- _Instruction 1_: In the DuPont explosion article, who led the investigation?

- _Extract provided_:
####
Procedures followed at the time of a November 2010 explosion that killed a contract welder at the DuPont plant in the Town of Tonawanda were cited as contributing causes Thursday as an independent federal agency released a report on its investigation.

A draft report by the U.S. Chemical Safety and Hazard Investigation Board was presented during a morning news conference in downtown Buffalo. The CSB is a nonregulatory agency whose members are appointed by the president.

Many of the board's findings echo those of the federal Occupational Safety and Health Administration, which announced last May that it was fining DuPont and Mollenberg-Betz, the contractor whose two employees were involved in the incident, for multiple, serious safety violations.

Richard J. Folaron, 57, of South Wales, died instantly and William R. Freeburg, now 53, of Angola, was injured in the Nov. 9, 2010, explosion at the DuPont Yerkes plant on River Road, near Sheridan Drive. They were working on a 10,800-gallon storage tank used to hold slurry involved in the production of photovoltaic panels; the tank in question had been emptied weeks before.

Flammable vinyl fluoride vapor flowed, undetected, into the tank from interconnected tanks that were in service. The vapor ignited while Folaron was welding on top of the tank.

"Had technicians tested Tank 1 for a flammable atmosphere, they would have known that any hot work [spark-producing activities] presented a serious hazard," said Johnnie A. Banks, who led the investigation.
####
- _Instruction 2_: Please update the listing lines, starting with the line with "cold-sweat-icon: 😰: [11, 636, 31, 658]" and going on through the line with "emoji-code: :smirk:: [38, 106, 116, 133]", so that "table-cell" becomes "grid-cell" and nothing else changes. Return only those lines.

[Spatial annotation entries]
####
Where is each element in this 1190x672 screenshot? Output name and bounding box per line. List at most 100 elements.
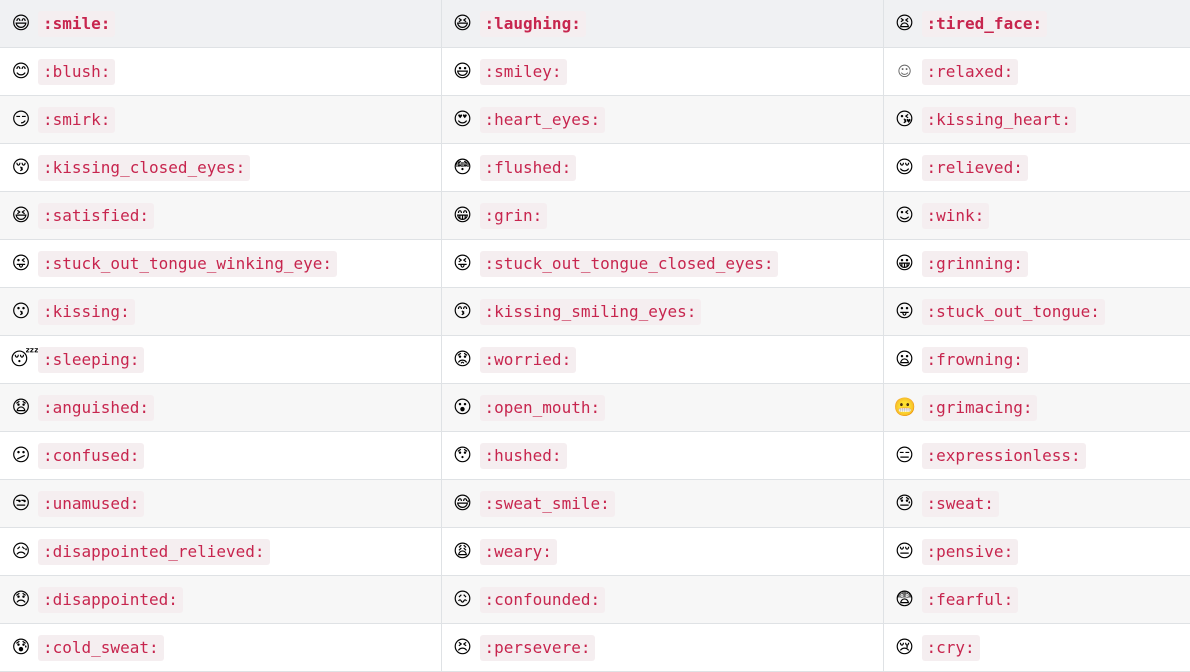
cold-sweat-icon: 😰: [11, 636, 31, 658]
sweat-icon: 😓: [895, 492, 914, 514]
disappointed-relieved-icon: 😥: [11, 540, 31, 562]
table-row: 😒 :unamused: 😅:sweat_smile: 😓 :sweat:: [0, 479, 1190, 528]
grimacing-icon: 😬: [893, 396, 916, 418]
expressionless-icon: 😑: [895, 444, 914, 466]
emoji-code: :disappointed:: [38, 586, 183, 613]
table-cell: 😊 :blush:: [0, 47, 442, 96]
emoji-code: :pensive:: [921, 538, 1019, 565]
grinning-icon: 😀: [895, 252, 914, 274]
stuck-out-tongue-winking-eye-icon: 😜: [11, 252, 31, 274]
emoji-code: :grimacing:: [921, 394, 1038, 421]
table-cell: 😒 :unamused:: [0, 479, 442, 528]
wink-icon: 😉: [895, 204, 914, 226]
table-cell: 😗 :kissing:: [0, 287, 442, 336]
table-cell: 😬:grimacing:: [883, 383, 1190, 432]
emoji-code: :weary:: [479, 538, 557, 565]
blush-icon: 😊: [11, 60, 31, 82]
emoji-code: :grinning:: [921, 250, 1028, 277]
table-cell: 😥:disappointed_relieved:: [0, 527, 442, 576]
smirk-icon: 😏: [11, 108, 31, 130]
table-cell: 😯:hushed:: [441, 431, 884, 480]
table-cell: ☺ :relaxed:: [883, 47, 1190, 96]
table-cell: 😢 :cry:: [883, 623, 1190, 672]
worried-icon: 😟: [453, 348, 472, 370]
table-cell: 😃 :smiley:: [441, 47, 884, 96]
table-cell: 😌:relieved:: [883, 143, 1190, 192]
stuck-out-tongue-icon: 😛: [895, 300, 914, 322]
table-cell: 😮 :open_mouth:: [441, 383, 884, 432]
table-cell: 😴:sleeping:: [0, 335, 442, 384]
table-row: 😞:disappointed: 😖:confounded: 😨:fearful:: [0, 575, 1190, 624]
emoji-code: :cry:: [921, 634, 980, 661]
confounded-icon: 😖: [453, 588, 472, 610]
emoji-code: :heart_eyes:: [479, 106, 606, 133]
table-cell: 😣:persevere:: [441, 623, 884, 672]
heart-eyes-icon: 😍: [453, 108, 472, 130]
table-cell: 😁 :grin:: [441, 191, 884, 240]
emoji-code: :stuck_out_tongue_winking_eye:: [38, 250, 337, 277]
emoji-code: :open_mouth:: [479, 394, 606, 421]
table-cell: 😕:confused:: [0, 431, 442, 480]
emoji-code: :smiley:: [479, 58, 567, 85]
table-row: 😕:confused: 😯:hushed: 😑:expressionless:: [0, 431, 1190, 480]
table-cell: 😨 :fearful:: [883, 575, 1190, 624]
kissing-heart-icon: 😘: [895, 108, 914, 130]
kissing-smiling-eyes-icon: 😙: [453, 300, 472, 322]
table-row: 😰:cold_sweat: 😣:persevere: 😢 :cry:: [0, 623, 1190, 672]
table-cell: 😆:laughing:: [441, 0, 884, 48]
relaxed-icon: ☺: [897, 63, 912, 80]
emoji-code: :smirk:: [38, 106, 116, 133]
table-row: 😆:satisfied: 😁:grin: 😉:wink:: [0, 191, 1190, 240]
emoji-code: :anguished:: [38, 394, 154, 421]
table-cell: 😅:sweat_smile:: [441, 479, 884, 528]
cry-icon: 😢: [895, 636, 914, 658]
table-cell: 😰:cold_sweat:: [0, 623, 442, 672]
emoji-code: :fearful:: [921, 586, 1019, 613]
open-mouth-icon: 😮: [453, 396, 472, 418]
table-cell: 😳:flushed:: [441, 143, 884, 192]
disappointed-icon: 😞: [11, 588, 31, 610]
table-row: 😜 :stuck_out_tongue_winking_eye: 😝 :stuck_…: [0, 239, 1190, 288]
stuck-out-tongue-closed-eyes-icon: 😝: [453, 252, 472, 274]
table-cell: 😛:stuck_out_tongue:: [883, 287, 1190, 336]
emoji-code: :persevere:: [479, 634, 596, 661]
emoji-code: :kissing:: [38, 298, 135, 325]
table-cell: 😞 :disappointed:: [0, 575, 442, 624]
satisfied-icon: 😆: [11, 204, 31, 226]
table-cell: 😉 :wink:: [883, 191, 1190, 240]
table-cell: 😫:tired_face:: [883, 0, 1190, 48]
emoji-code: :sweat:: [921, 490, 999, 517]
emoji-code: :flushed:: [479, 154, 577, 181]
table-cell: 😘 :kissing_heart:: [883, 95, 1190, 144]
fearful-icon: 😨: [895, 588, 914, 610]
table-cell: 😍 :heart_eyes:: [441, 95, 884, 144]
emoji-code: :wink:: [921, 202, 990, 229]
weary-icon: 😩: [453, 540, 472, 562]
emoji-code: :relaxed:: [921, 58, 1019, 85]
emoji-code: :blush:: [38, 58, 116, 85]
emoji-code: :unamused:: [38, 490, 145, 517]
frowning-icon: 😦: [895, 348, 914, 370]
table-row: 😊 :blush: 😃 :smiley: ☺ :relaxed:: [0, 47, 1190, 96]
table-cell: 😟:worried:: [441, 335, 884, 384]
emoji-code: :laughing:: [479, 10, 586, 37]
kissing-icon: 😗: [11, 300, 31, 322]
emoji-code: :grin:: [479, 202, 548, 229]
emoji-code: :kissing_closed_eyes:: [38, 154, 251, 181]
emoji-code: :kissing_heart:: [921, 106, 1076, 133]
anguished-icon: 😧: [11, 396, 31, 418]
emoji-code: :sleeping:: [38, 346, 145, 373]
table-row: 😥:disappointed_relieved: 😩:weary: 😔:pens…: [0, 527, 1190, 576]
emoji-code: :smile:: [38, 10, 116, 37]
table-row: 😧 :anguished: 😮 :open_mouth: 😬:grimacing:: [0, 383, 1190, 432]
smiley-icon: 😃: [453, 60, 472, 82]
table-cell: 😦:frowning:: [883, 335, 1190, 384]
table-header-row: 😄:smile: 😆:laughing: 😫:tired_face:: [0, 0, 1190, 48]
unamused-icon: 😒: [11, 492, 31, 514]
table-cell: 😧 :anguished:: [0, 383, 442, 432]
emoji-table: 😄:smile: 😆:laughing: 😫:tired_face: 😊 :blu…: [0, 0, 1190, 672]
emoji-code: :tired_face:: [921, 10, 1048, 37]
emoji-code: :stuck_out_tongue_closed_eyes:: [479, 250, 779, 277]
grin-icon: 😁: [453, 204, 472, 226]
emoji-code: :sweat_smile:: [479, 490, 615, 517]
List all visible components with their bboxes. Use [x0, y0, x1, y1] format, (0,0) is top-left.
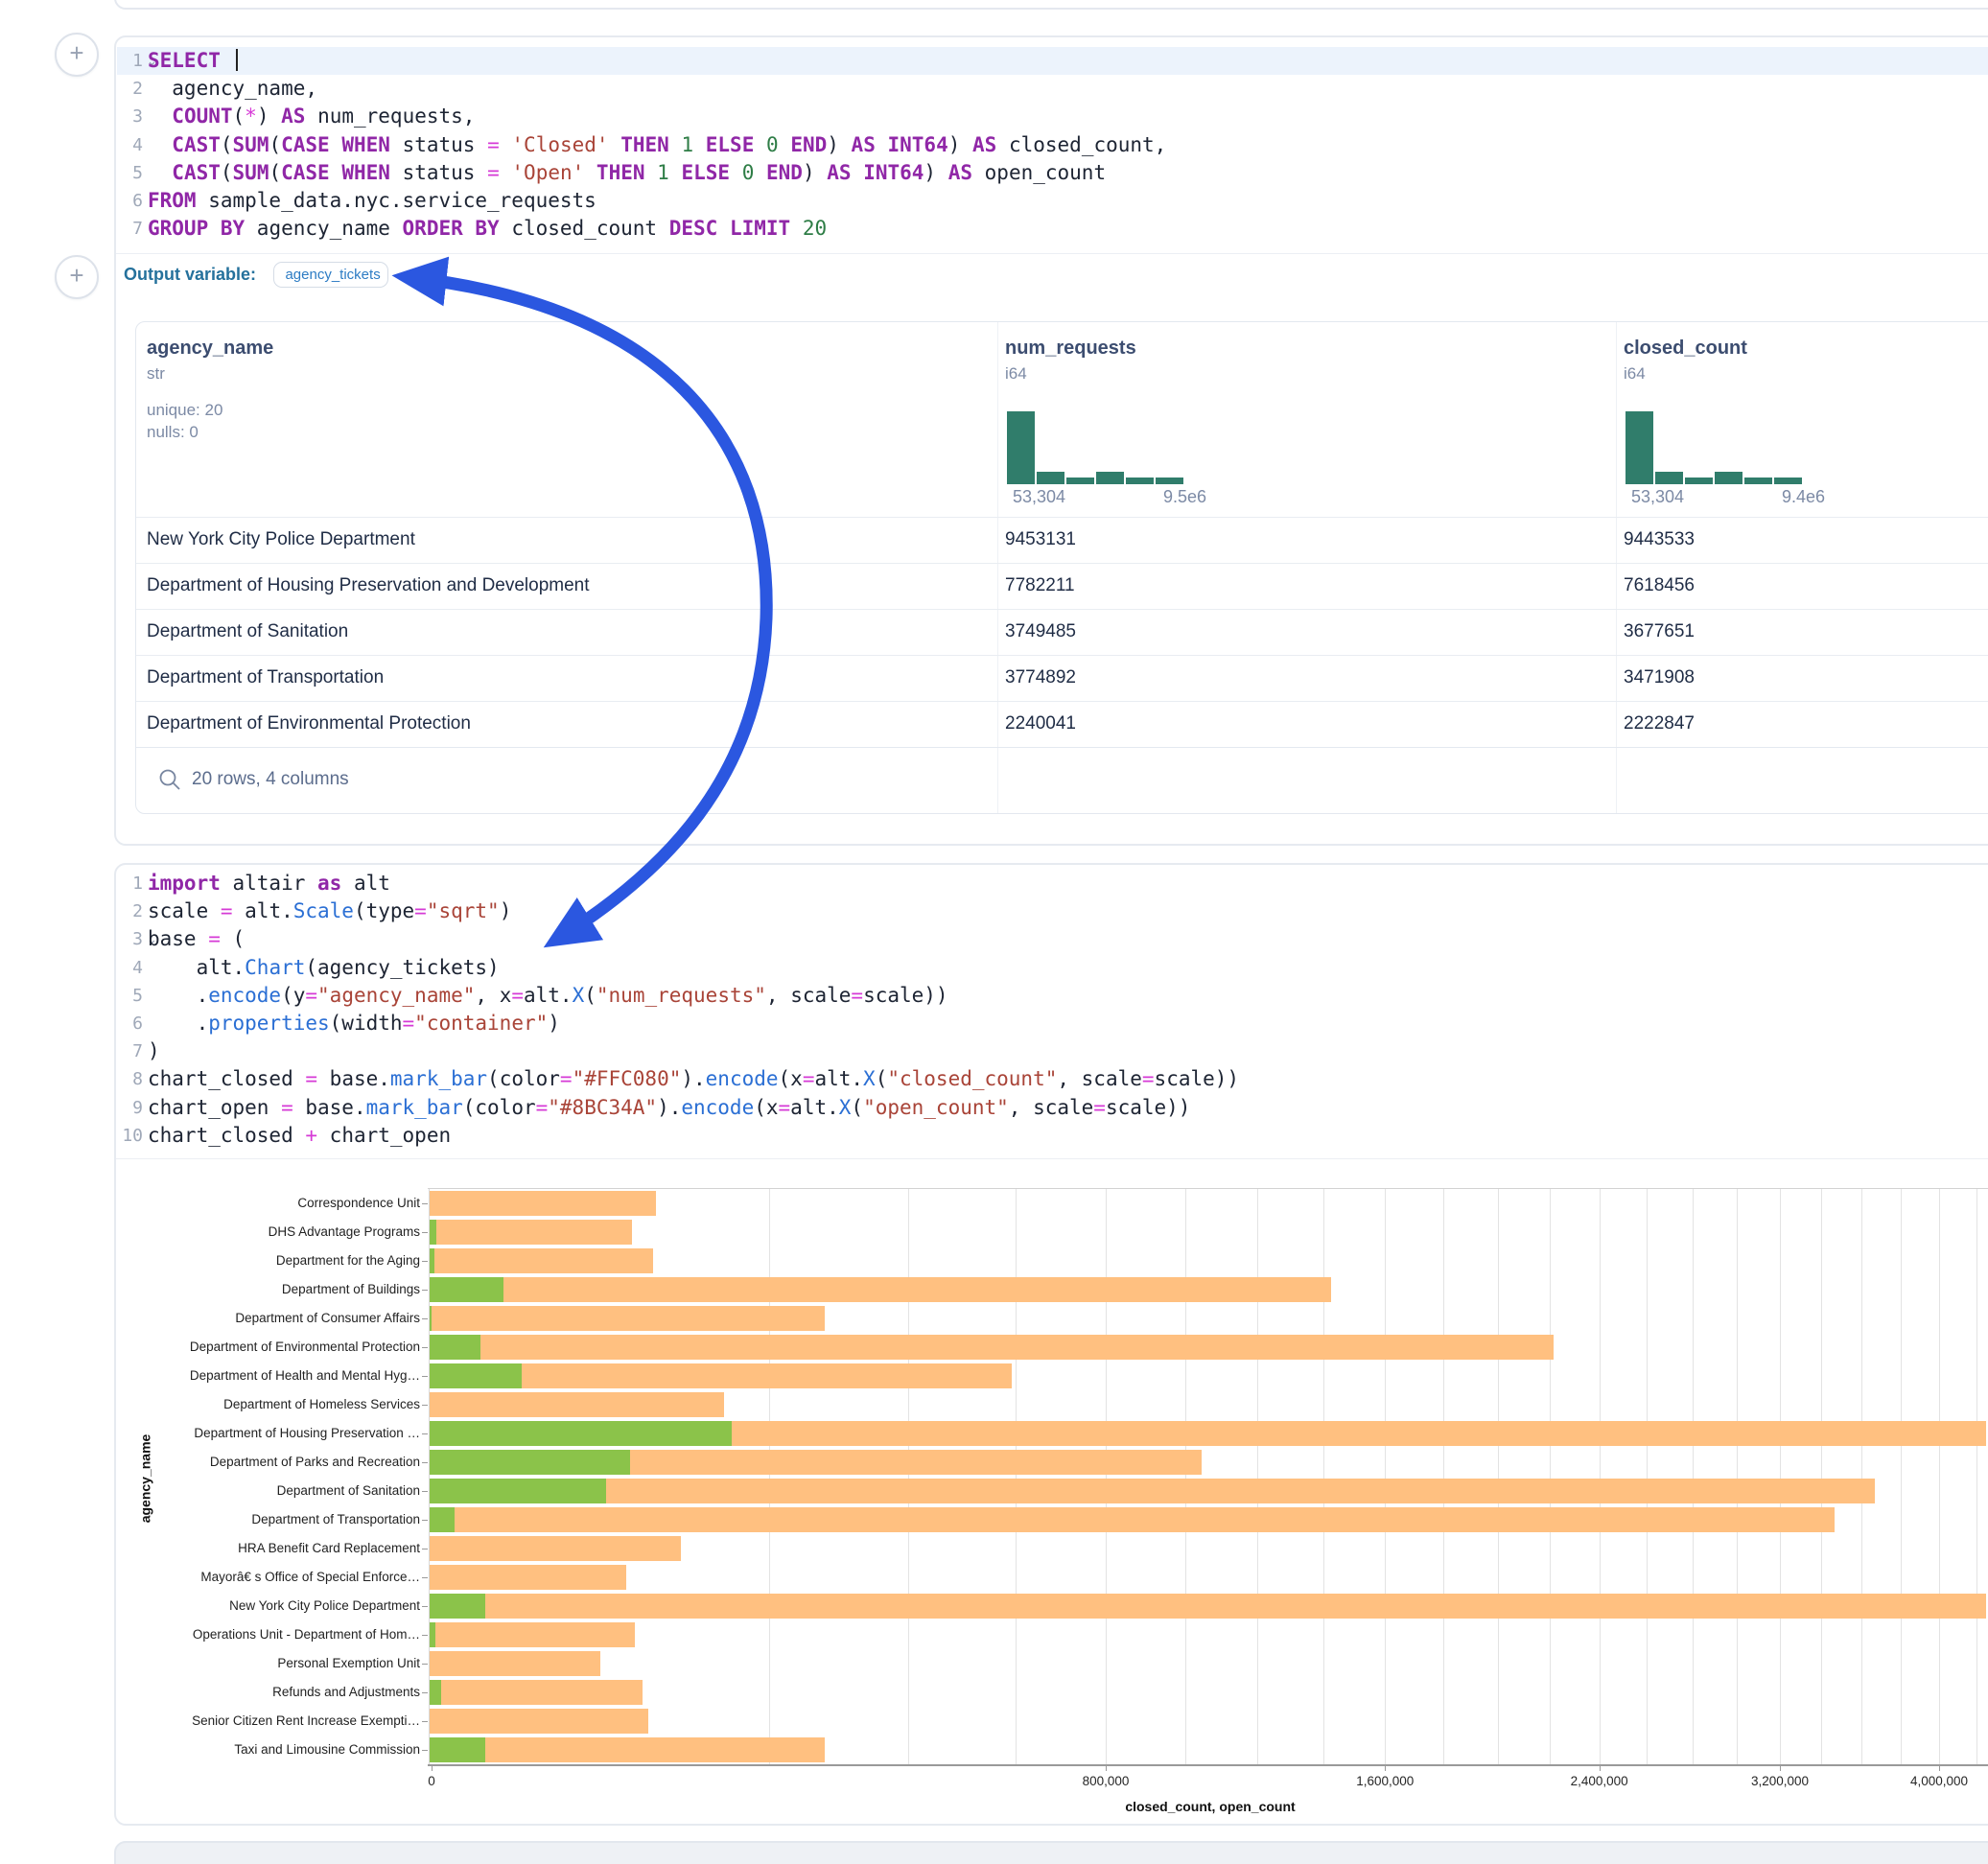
line-number: 4	[116, 131, 143, 159]
code-line[interactable]: chart_open = base.mark_bar(color="#8BC34…	[148, 1094, 1239, 1122]
code-line[interactable]: agency_name,	[148, 75, 1166, 103]
line-number: 5	[116, 982, 143, 1010]
line-number: 9	[116, 1094, 143, 1122]
column-header[interactable]: agency_name	[147, 338, 273, 360]
python-code-editor[interactable]: import altair as altscale = alt.Scale(ty…	[148, 870, 1239, 1150]
column-stat: unique: 20	[147, 401, 222, 420]
line-number: 8	[116, 1065, 143, 1093]
previous-cell-edge	[114, 0, 1988, 10]
table-row[interactable]: Department of Housing Preservation and D…	[136, 563, 1988, 610]
table-row[interactable]: New York City Police Department945313194…	[136, 517, 1988, 564]
column-histogram	[1007, 405, 1183, 484]
cell-divider	[116, 253, 1988, 254]
column-header[interactable]: num_requests	[1005, 338, 1136, 360]
sql-code-editor[interactable]: SELECT agency_name, COUNT(*) AS num_requ…	[148, 47, 1166, 243]
hist-min-label: 53,304	[1013, 487, 1065, 507]
code-line[interactable]: FROM sample_data.nyc.service_requests	[148, 187, 1166, 215]
line-number: 6	[116, 1010, 143, 1037]
code-line[interactable]: .properties(width="container")	[148, 1010, 1239, 1037]
code-line[interactable]: chart_closed = base.mark_bar(color="#FFC…	[148, 1065, 1239, 1093]
column-type: str	[147, 364, 165, 384]
search-icon[interactable]	[157, 767, 182, 792]
result-table[interactable]: agency_namestr unique: 20 nulls: 0 num_requ…	[135, 321, 1988, 814]
column-type: i64	[1624, 364, 1646, 384]
code-line[interactable]: chart_closed + chart_open	[148, 1122, 1239, 1150]
hist-min-label: 53,304	[1631, 487, 1684, 507]
sql-cell: 1⌄234567 SELECT agency_name, COUNT(*) AS…	[114, 35, 1988, 846]
python-cell: 123⌄45678910 import altair as altscale =…	[114, 863, 1988, 1826]
line-number: 10	[116, 1122, 143, 1150]
hist-max-label: 9.4e6	[1782, 487, 1825, 507]
line-number: 3⌄	[116, 925, 143, 953]
line-number: 5	[116, 159, 143, 187]
column-stat: nulls: 0	[147, 423, 199, 442]
sql-line-numbers: 1⌄234567	[116, 47, 143, 243]
table-row[interactable]: Department of Sanitation37494853677651	[136, 609, 1988, 656]
notebook-page: + + 1⌄234567 SELECT agency_name, COUNT(*…	[0, 0, 1988, 1864]
add-block-button[interactable]: +	[55, 255, 99, 299]
code-line[interactable]: CAST(SUM(CASE WHEN status = 'Open' THEN …	[148, 159, 1166, 187]
code-line[interactable]: import altair as alt	[148, 870, 1239, 897]
line-number: 6	[116, 187, 143, 215]
line-number: 1⌄	[116, 47, 143, 75]
table-footer: 20 rows, 4 columns	[136, 747, 1988, 813]
column-header[interactable]: closed_count	[1624, 338, 1747, 360]
table-row[interactable]: Department of Environmental Protection22…	[136, 701, 1988, 748]
line-number: 1	[116, 870, 143, 897]
add-cell-button[interactable]: +	[55, 33, 99, 77]
line-number: 3	[116, 103, 143, 130]
line-number: 2	[116, 897, 143, 925]
code-line[interactable]: GROUP BY agency_name ORDER BY closed_cou…	[148, 215, 1166, 243]
column-type: i64	[1005, 364, 1027, 384]
code-line[interactable]: scale = alt.Scale(type="sqrt")	[148, 897, 1239, 925]
table-row[interactable]: Department of Transportation377489234719…	[136, 655, 1988, 702]
text-cursor	[236, 49, 238, 71]
code-line[interactable]: COUNT(*) AS num_requests,	[148, 103, 1166, 130]
code-line[interactable]: SELECT	[148, 47, 1166, 75]
line-number: 7	[116, 1037, 143, 1065]
code-line[interactable]: CAST(SUM(CASE WHEN status = 'Closed' THE…	[148, 131, 1166, 159]
python-line-numbers: 123⌄45678910	[116, 870, 143, 1150]
code-line[interactable]: .encode(y="agency_name", x=alt.X("num_re…	[148, 982, 1239, 1010]
line-number: 2	[116, 75, 143, 103]
output-variable-row: Output variable: agency_tickets	[124, 262, 388, 302]
output-variable-label: Output variable:	[124, 265, 256, 284]
code-line[interactable]: )	[148, 1037, 1239, 1065]
line-number: 4	[116, 954, 143, 982]
line-number: 7	[116, 215, 143, 243]
table-shape-label: 20 rows, 4 columns	[192, 769, 349, 790]
cell-divider	[116, 1158, 1988, 1159]
next-cell-edge	[114, 1841, 1988, 1864]
hist-max-label: 9.5e6	[1163, 487, 1206, 507]
column-histogram	[1625, 405, 1802, 484]
output-variable-chip[interactable]: agency_tickets	[273, 262, 388, 288]
code-line[interactable]: base = (	[148, 925, 1239, 953]
code-line[interactable]: alt.Chart(agency_tickets)	[148, 954, 1239, 982]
####
- _Reply 1_: Johnnie A. Banks

- _Reply 2_:
cold-sweat-icon: 😰: [11, 636, 31, 658]
sweat-icon: 😓: [895, 492, 914, 514]
disappointed-relieved-icon: 😥: [11, 540, 31, 562]
table-row: 😒 :unamused: 😅:sweat_smile: 😓 :sweat:: [0, 479, 1190, 528]
grimacing-icon: 😬: [893, 396, 916, 418]
expressionless-icon: 😑: [895, 444, 914, 466]
emoji-code: :disappointed:: [38, 586, 183, 613]
grid-cell: 😊 :blush:: [0, 47, 442, 96]
emoji-code: :pensive:: [921, 538, 1019, 565]
grinning-icon: 😀: [895, 252, 914, 274]
stuck-out-tongue-winking-eye-icon: 😜: [11, 252, 31, 274]
emoji-code: :grimacing:: [921, 394, 1038, 421]
grid-cell: 😒 :unamused:: [0, 479, 442, 528]
wink-icon: 😉: [895, 204, 914, 226]
grid-cell: 😗 :kissing:: [0, 287, 442, 336]
grid-cell: 😬:grimacing:: [883, 383, 1190, 432]
emoji-code: :weary:: [479, 538, 557, 565]
blush-icon: 😊: [11, 60, 31, 82]
emoji-code: :grinning:: [921, 250, 1028, 277]
grid-cell: 😥:disappointed_relieved:: [0, 527, 442, 576]
smirk-icon: 😏: [11, 108, 31, 130]
grid-cell: 😯:hushed:: [441, 431, 884, 480]
grid-cell: ☺ :relaxed:: [883, 47, 1190, 96]
grid-cell: 😢 :cry:: [883, 623, 1190, 672]
worried-icon: 😟: [453, 348, 472, 370]
grid-cell: 😃 :smiley:: [441, 47, 884, 96]
grid-cell: 😌:relieved:: [883, 143, 1190, 192]
stuck-out-tongue-icon: 😛: [895, 300, 914, 322]
grid-cell: 😮 :open_mouth:: [441, 383, 884, 432]
grid-cell: 😴:sleeping:: [0, 335, 442, 384]
table-row: 😞:disappointed: 😖:confounded: 😨:fearful:: [0, 575, 1190, 624]
emoji-code: :cry:: [921, 634, 980, 661]
confounded-icon: 😖: [453, 588, 472, 610]
emoji-code: :heart_eyes:: [479, 106, 606, 133]
grid-cell: 😣:persevere:: [441, 623, 884, 672]
heart-eyes-icon: 😍: [453, 108, 472, 130]
grid-cell: 😁 :grin:: [441, 191, 884, 240]
emoji-code: :stuck_out_tongue_winking_eye:: [38, 250, 337, 277]
emoji-code: :open_mouth:: [479, 394, 606, 421]
grid-cell: 😕:confused:: [0, 431, 442, 480]
emoji-code: :smiley:: [479, 58, 567, 85]
table-row: 😕:confused: 😯:hushed: 😑:expressionless:: [0, 431, 1190, 480]
grid-cell: 😨 :fearful:: [883, 575, 1190, 624]
kissing-heart-icon: 😘: [895, 108, 914, 130]
kissing-smiling-eyes-icon: 😙: [453, 300, 472, 322]
table-row: 😰:cold_sweat: 😣:persevere: 😢 :cry:: [0, 623, 1190, 672]
grid-cell: 😆:laughing:: [441, 0, 884, 48]
relaxed-icon: ☺: [897, 63, 912, 80]
emoji-code: :smirk:: [38, 106, 116, 133]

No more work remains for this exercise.